┌────────
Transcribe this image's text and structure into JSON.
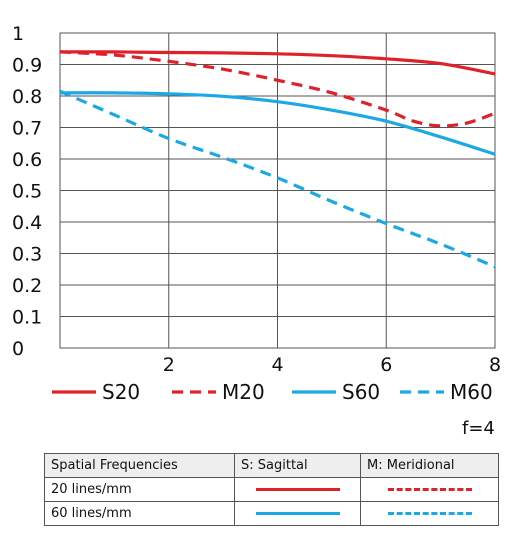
{
  "chart_data": {
    "type": "line",
    "title": "",
    "xlabel": "",
    "ylabel": "",
    "xlim": [
      0,
      8
    ],
    "ylim": [
      0,
      1
    ],
    "xticks": [
      "2",
      "4",
      "6",
      "8"
    ],
    "yticks": [
      "0",
      "0.1",
      "0.2",
      "0.3",
      "0.4",
      "0.5",
      "0.6",
      "0.7",
      "0.8",
      "0.9",
      "1"
    ],
    "grid": true,
    "legend_position": "bottom",
    "series": [
      {
        "name": "S20",
        "color": "#e0212a",
        "style": "solid",
        "x": [
          0,
          1,
          2,
          3,
          4,
          5,
          6,
          7,
          8
        ],
        "y": [
          0.94,
          0.94,
          0.938,
          0.937,
          0.934,
          0.928,
          0.918,
          0.903,
          0.87
        ]
      },
      {
        "name": "M20",
        "color": "#e0212a",
        "style": "dashed",
        "x": [
          0,
          1,
          2,
          3,
          4,
          5,
          6,
          6.5,
          7,
          7.5,
          8
        ],
        "y": [
          0.94,
          0.93,
          0.91,
          0.885,
          0.85,
          0.81,
          0.755,
          0.72,
          0.705,
          0.715,
          0.745
        ]
      },
      {
        "name": "S60",
        "color": "#1ba9e6",
        "style": "solid",
        "x": [
          0,
          1,
          2,
          3,
          4,
          5,
          6,
          7,
          8
        ],
        "y": [
          0.81,
          0.81,
          0.807,
          0.799,
          0.782,
          0.755,
          0.72,
          0.67,
          0.615
        ]
      },
      {
        "name": "M60",
        "color": "#1ba9e6",
        "style": "dashed",
        "x": [
          0,
          1,
          2,
          3,
          4,
          5,
          6,
          7,
          8
        ],
        "y": [
          0.815,
          0.74,
          0.665,
          0.605,
          0.54,
          0.465,
          0.395,
          0.33,
          0.258
        ]
      }
    ]
  },
  "aperture": "f=4",
  "key_table": {
    "header": {
      "col1": "Spatial Frequencies",
      "col2": "S: Sagittal",
      "col3": "M: Meridional"
    },
    "rows": [
      {
        "label": "20 lines/mm"
      },
      {
        "label": "60 lines/mm"
      }
    ]
  }
}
└────────
### Work instructions
Repeat the records above exactly, leaving out any pictures they contain.

### Answer for this exercise
Transcribe this image's text and structure into JSON.
{
  "chart_data": {
    "type": "line",
    "title": "",
    "xlabel": "",
    "ylabel": "",
    "xlim": [
      0,
      8
    ],
    "ylim": [
      0,
      1
    ],
    "xticks": [
      "2",
      "4",
      "6",
      "8"
    ],
    "yticks": [
      "0",
      "0.1",
      "0.2",
      "0.3",
      "0.4",
      "0.5",
      "0.6",
      "0.7",
      "0.8",
      "0.9",
      "1"
    ],
    "grid": true,
    "legend_position": "bottom",
    "series": [
      {
        "name": "S20",
        "color": "#e0212a",
        "style": "solid",
        "x": [
          0,
          1,
          2,
          3,
          4,
          5,
          6,
          7,
          8
        ],
        "y": [
          0.94,
          0.94,
          0.938,
          0.937,
          0.934,
          0.928,
          0.918,
          0.903,
          0.87
        ]
      },
      {
        "name": "M20",
        "color": "#e0212a",
        "style": "dashed",
        "x": [
          0,
          1,
          2,
          3,
          4,
          5,
          6,
          6.5,
          7,
          7.5,
          8
        ],
        "y": [
          0.94,
          0.93,
          0.91,
          0.885,
          0.85,
          0.81,
          0.755,
          0.72,
          0.705,
          0.715,
          0.745
        ]
      },
      {
        "name": "S60",
        "color": "#1ba9e6",
        "style": "solid",
        "x": [
          0,
          1,
          2,
          3,
          4,
          5,
          6,
          7,
          8
        ],
        "y": [
          0.81,
          0.81,
          0.807,
          0.799,
          0.782,
          0.755,
          0.72,
          0.67,
          0.615
        ]
      },
      {
        "name": "M60",
        "color": "#1ba9e6",
        "style": "dashed",
        "x": [
          0,
          1,
          2,
          3,
          4,
          5,
          6,
          7,
          8
        ],
        "y": [
          0.815,
          0.74,
          0.665,
          0.605,
          0.54,
          0.465,
          0.395,
          0.33,
          0.258
        ]
      }
    ]
  },
  "aperture": "f=4",
  "key_table": {
    "header": {
      "col1": "Spatial Frequencies",
      "col2": "S: Sagittal",
      "col3": "M: Meridional"
    },
    "rows": [
      {
        "label": "20 lines/mm"
      },
      {
        "label": "60 lines/mm"
      }
    ]
  }
}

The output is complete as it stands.